Word for word, give the material below again, minus any images.
## start Provided data
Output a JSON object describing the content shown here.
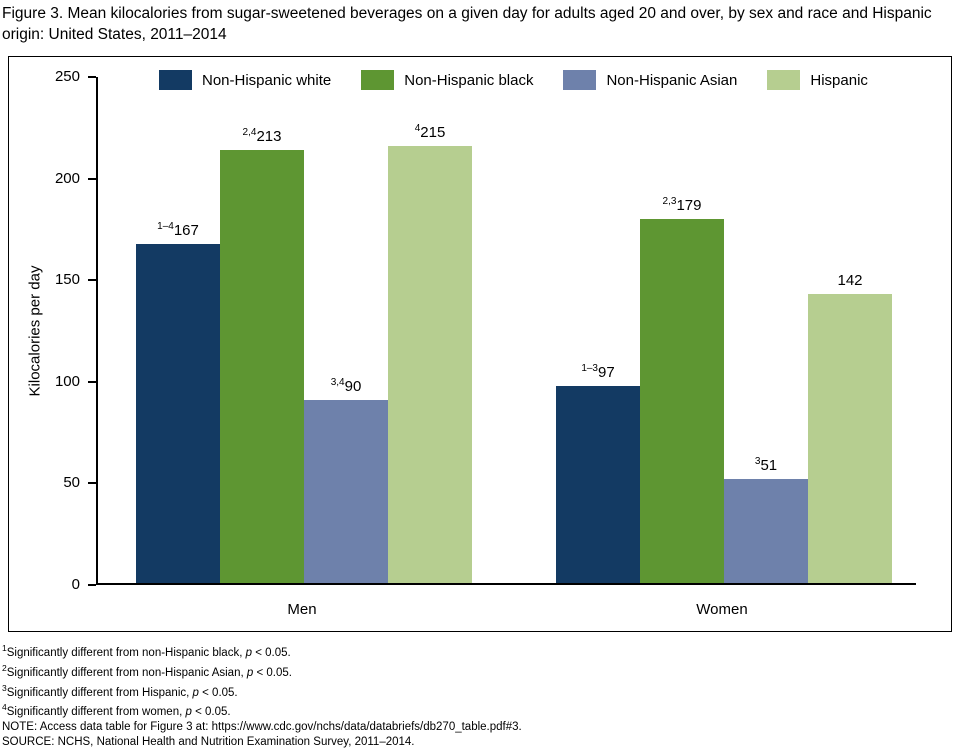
{
  "title": "Figure 3. Mean kilocalories from sugar-sweetened beverages on a given day for adults aged 20 and over, by sex and race and Hispanic origin: United States, 2011–2014",
  "chart_data": {
    "type": "bar",
    "categories": [
      "Men",
      "Women"
    ],
    "series": [
      {
        "name": "Non-Hispanic white",
        "color": "#133a63",
        "values": [
          167,
          97
        ],
        "superscripts": [
          "1–4",
          "1–3"
        ]
      },
      {
        "name": "Non-Hispanic black",
        "color": "#5e9632",
        "values": [
          213,
          179
        ],
        "superscripts": [
          "2,4",
          "2,3"
        ]
      },
      {
        "name": "Non-Hispanic Asian",
        "color": "#6e81ab",
        "values": [
          90,
          51
        ],
        "superscripts": [
          "3,4",
          "3"
        ]
      },
      {
        "name": "Hispanic",
        "color": "#b6ce90",
        "values": [
          215,
          142
        ],
        "superscripts": [
          "4",
          ""
        ]
      }
    ],
    "ylabel": "Kilocalories per day",
    "xlabel": "",
    "ylim": [
      0,
      250
    ],
    "yticks": [
      0,
      50,
      100,
      150,
      200,
      250
    ],
    "legend_position": "top",
    "grid": false
  },
  "footnotes": [
    {
      "sup": "1",
      "pre": "Significantly different from non-Hispanic black, ",
      "italic": "p",
      "post": " < 0.05."
    },
    {
      "sup": "2",
      "pre": "Significantly different from non-Hispanic Asian, ",
      "italic": "p",
      "post": " < 0.05."
    },
    {
      "sup": "3",
      "pre": "Significantly different from Hispanic, ",
      "italic": "p",
      "post": " < 0.05."
    },
    {
      "sup": "4",
      "pre": "Significantly different from women, ",
      "italic": "p",
      "post": " < 0.05."
    },
    {
      "sup": "",
      "pre": "NOTE: Access data table for Figure 3 at: https://www.cdc.gov/nchs/data/databriefs/db270_table.pdf#3.",
      "italic": "",
      "post": ""
    },
    {
      "sup": "",
      "pre": "SOURCE: NCHS, National Health and Nutrition Examination Survey, 2011–2014.",
      "italic": "",
      "post": ""
    }
  ]
}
## end Provided data
**Problem solution**
Output a JSON object describing the content shown here.
{
  "title": "Figure 3. Mean kilocalories from sugar-sweetened beverages on a given day for adults aged 20 and over, by sex and race and Hispanic origin: United States, 2011–2014",
  "chart_data": {
    "type": "bar",
    "categories": [
      "Men",
      "Women"
    ],
    "series": [
      {
        "name": "Non-Hispanic white",
        "color": "#133a63",
        "values": [
          167,
          97
        ],
        "superscripts": [
          "1–4",
          "1–3"
        ]
      },
      {
        "name": "Non-Hispanic black",
        "color": "#5e9632",
        "values": [
          213,
          179
        ],
        "superscripts": [
          "2,4",
          "2,3"
        ]
      },
      {
        "name": "Non-Hispanic Asian",
        "color": "#6e81ab",
        "values": [
          90,
          51
        ],
        "superscripts": [
          "3,4",
          "3"
        ]
      },
      {
        "name": "Hispanic",
        "color": "#b6ce90",
        "values": [
          215,
          142
        ],
        "superscripts": [
          "4",
          ""
        ]
      }
    ],
    "ylabel": "Kilocalories per day",
    "xlabel": "",
    "ylim": [
      0,
      250
    ],
    "yticks": [
      0,
      50,
      100,
      150,
      200,
      250
    ],
    "legend_position": "top",
    "grid": false
  },
  "footnotes": [
    {
      "sup": "1",
      "pre": "Significantly different from non-Hispanic black, ",
      "italic": "p",
      "post": " < 0.05."
    },
    {
      "sup": "2",
      "pre": "Significantly different from non-Hispanic Asian, ",
      "italic": "p",
      "post": " < 0.05."
    },
    {
      "sup": "3",
      "pre": "Significantly different from Hispanic, ",
      "italic": "p",
      "post": " < 0.05."
    },
    {
      "sup": "4",
      "pre": "Significantly different from women, ",
      "italic": "p",
      "post": " < 0.05."
    },
    {
      "sup": "",
      "pre": "NOTE: Access data table for Figure 3 at: https://www.cdc.gov/nchs/data/databriefs/db270_table.pdf#3.",
      "italic": "",
      "post": ""
    },
    {
      "sup": "",
      "pre": "SOURCE: NCHS, National Health and Nutrition Examination Survey, 2011–2014.",
      "italic": "",
      "post": ""
    }
  ]
}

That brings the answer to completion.